> [YOUR OBJECTIVE]: Print the listing in its entirety and exactly, leaving out images.

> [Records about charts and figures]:
+ + + + +
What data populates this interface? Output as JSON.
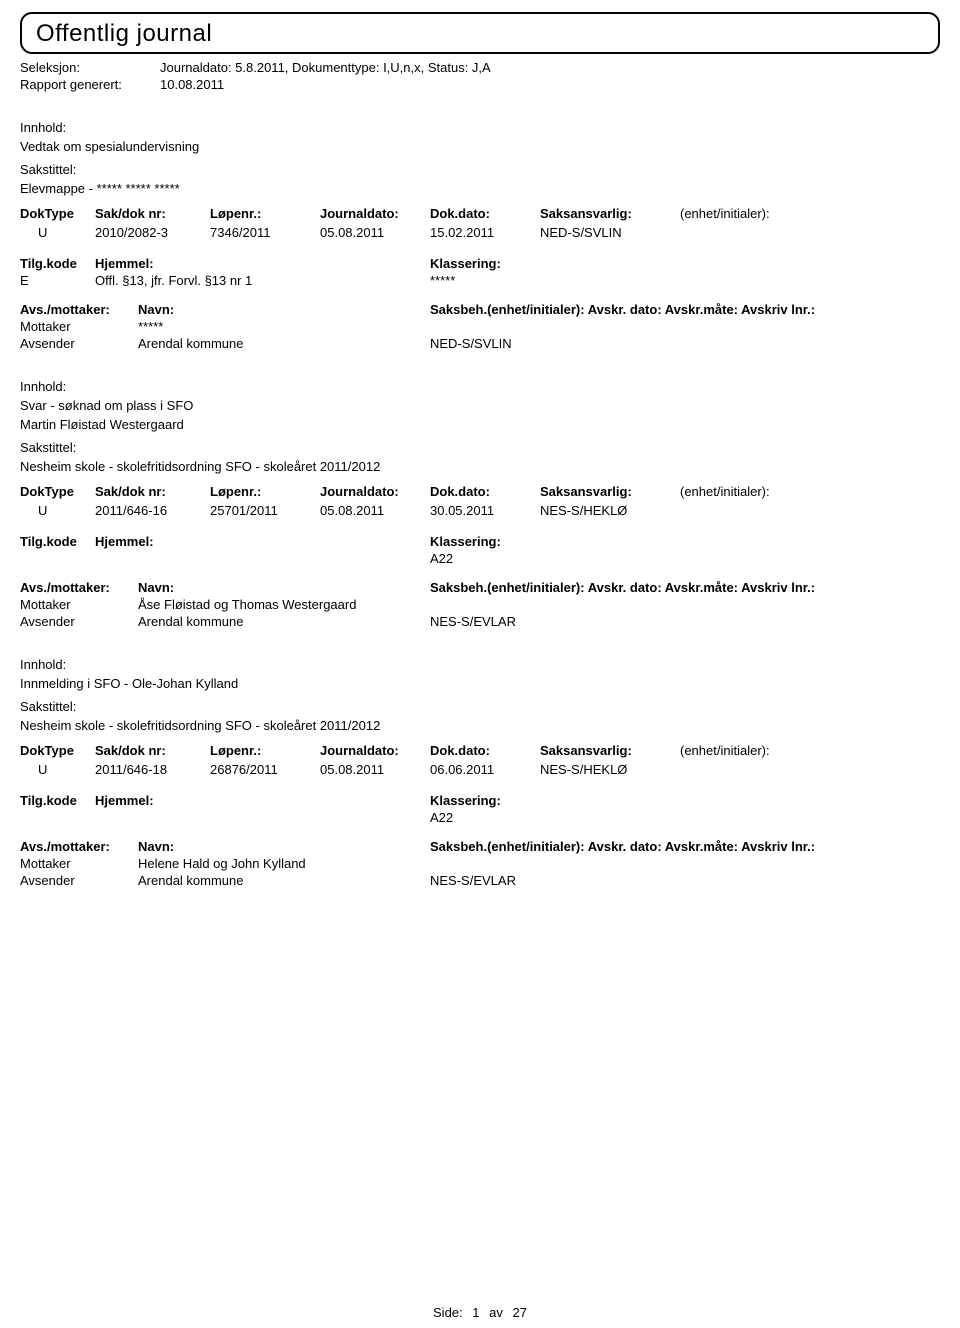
{
  "header": {
    "title": "Offentlig journal",
    "seleksjon_label": "Seleksjon:",
    "seleksjon_value": "Journaldato: 5.8.2011, Dokumenttype: I,U,n,x, Status: J,A",
    "rapport_label": "Rapport generert:",
    "rapport_value": "10.08.2011"
  },
  "labels": {
    "innhold": "Innhold:",
    "sakstittel": "Sakstittel:",
    "doktype": "DokType",
    "saknr": "Sak/dok nr:",
    "lopenr": "Løpenr.:",
    "journaldato": "Journaldato:",
    "dokdato": "Dok.dato:",
    "saksansvarlig": "Saksansvarlig:",
    "enhet": "(enhet/initialer):",
    "tilgkode": "Tilg.kode",
    "hjemmel": "Hjemmel:",
    "klassering": "Klassering:",
    "avsmottaker": "Avs./mottaker:",
    "navn": "Navn:",
    "saksbeh": "Saksbeh.(enhet/initialer): Avskr. dato: Avskr.måte: Avskriv lnr.:",
    "mottaker": "Mottaker",
    "avsender": "Avsender"
  },
  "entries": [
    {
      "innhold": "Vedtak om spesialundervisning",
      "innhold2": "",
      "sakstittel": "Elevmappe - ***** ***** *****",
      "doktype": "U",
      "saknr": "2010/2082-3",
      "lopenr": "7346/2011",
      "journaldato": "05.08.2011",
      "dokdato": "15.02.2011",
      "saksansvarlig": "NED-S/SVLIN",
      "tilgkode": "E",
      "hjemmel": "Offl. §13, jfr. Forvl. §13 nr 1",
      "klassering": "*****",
      "mottaker_navn": "*****",
      "avsender_navn": "Arendal kommune",
      "saksbeh_unit": "NED-S/SVLIN"
    },
    {
      "innhold": "Svar - søknad om plass i SFO",
      "innhold2": "Martin Fløistad Westergaard",
      "sakstittel": "Nesheim skole - skolefritidsordning SFO - skoleåret 2011/2012",
      "doktype": "U",
      "saknr": "2011/646-16",
      "lopenr": "25701/2011",
      "journaldato": "05.08.2011",
      "dokdato": "30.05.2011",
      "saksansvarlig": "NES-S/HEKLØ",
      "tilgkode": "",
      "hjemmel": "",
      "klassering": "A22",
      "mottaker_navn": "Åse Fløistad og Thomas Westergaard",
      "avsender_navn": "Arendal kommune",
      "saksbeh_unit": "NES-S/EVLAR"
    },
    {
      "innhold": "Innmelding i SFO - Ole-Johan Kylland",
      "innhold2": "",
      "sakstittel": "Nesheim skole - skolefritidsordning SFO - skoleåret 2011/2012",
      "doktype": "U",
      "saknr": "2011/646-18",
      "lopenr": "26876/2011",
      "journaldato": "05.08.2011",
      "dokdato": "06.06.2011",
      "saksansvarlig": "NES-S/HEKLØ",
      "tilgkode": "",
      "hjemmel": "",
      "klassering": "A22",
      "mottaker_navn": "Helene Hald og John Kylland",
      "avsender_navn": "Arendal kommune",
      "saksbeh_unit": "NES-S/EVLAR"
    }
  ],
  "footer": {
    "side_label": "Side:",
    "page": "1",
    "av": "av",
    "total": "27"
  }
}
+ + + + +
> [WRITTEN ANSWER]:
What data populates this interface? Output as JSON.
{
  "header": {
    "title": "Offentlig journal",
    "seleksjon_label": "Seleksjon:",
    "seleksjon_value": "Journaldato: 5.8.2011, Dokumenttype: I,U,n,x, Status: J,A",
    "rapport_label": "Rapport generert:",
    "rapport_value": "10.08.2011"
  },
  "labels": {
    "innhold": "Innhold:",
    "sakstittel": "Sakstittel:",
    "doktype": "DokType",
    "saknr": "Sak/dok nr:",
    "lopenr": "Løpenr.:",
    "journaldato": "Journaldato:",
    "dokdato": "Dok.dato:",
    "saksansvarlig": "Saksansvarlig:",
    "enhet": "(enhet/initialer):",
    "tilgkode": "Tilg.kode",
    "hjemmel": "Hjemmel:",
    "klassering": "Klassering:",
    "avsmottaker": "Avs./mottaker:",
    "navn": "Navn:",
    "saksbeh": "Saksbeh.(enhet/initialer): Avskr. dato: Avskr.måte: Avskriv lnr.:",
    "mottaker": "Mottaker",
    "avsender": "Avsender"
  },
  "entries": [
    {
      "innhold": "Vedtak om spesialundervisning",
      "innhold2": "",
      "sakstittel": "Elevmappe - ***** ***** *****",
      "doktype": "U",
      "saknr": "2010/2082-3",
      "lopenr": "7346/2011",
      "journaldato": "05.08.2011",
      "dokdato": "15.02.2011",
      "saksansvarlig": "NED-S/SVLIN",
      "tilgkode": "E",
      "hjemmel": "Offl. §13, jfr. Forvl. §13 nr 1",
      "klassering": "*****",
      "mottaker_navn": "*****",
      "avsender_navn": "Arendal kommune",
      "saksbeh_unit": "NED-S/SVLIN"
    },
    {
      "innhold": "Svar - søknad om plass i SFO",
      "innhold2": "Martin Fløistad Westergaard",
      "sakstittel": "Nesheim skole - skolefritidsordning SFO - skoleåret 2011/2012",
      "doktype": "U",
      "saknr": "2011/646-16",
      "lopenr": "25701/2011",
      "journaldato": "05.08.2011",
      "dokdato": "30.05.2011",
      "saksansvarlig": "NES-S/HEKLØ",
      "tilgkode": "",
      "hjemmel": "",
      "klassering": "A22",
      "mottaker_navn": "Åse Fløistad og Thomas Westergaard",
      "avsender_navn": "Arendal kommune",
      "saksbeh_unit": "NES-S/EVLAR"
    },
    {
      "innhold": "Innmelding i SFO - Ole-Johan Kylland",
      "innhold2": "",
      "sakstittel": "Nesheim skole - skolefritidsordning SFO - skoleåret 2011/2012",
      "doktype": "U",
      "saknr": "2011/646-18",
      "lopenr": "26876/2011",
      "journaldato": "05.08.2011",
      "dokdato": "06.06.2011",
      "saksansvarlig": "NES-S/HEKLØ",
      "tilgkode": "",
      "hjemmel": "",
      "klassering": "A22",
      "mottaker_navn": "Helene Hald og John Kylland",
      "avsender_navn": "Arendal kommune",
      "saksbeh_unit": "NES-S/EVLAR"
    }
  ],
  "footer": {
    "side_label": "Side:",
    "page": "1",
    "av": "av",
    "total": "27"
  }
}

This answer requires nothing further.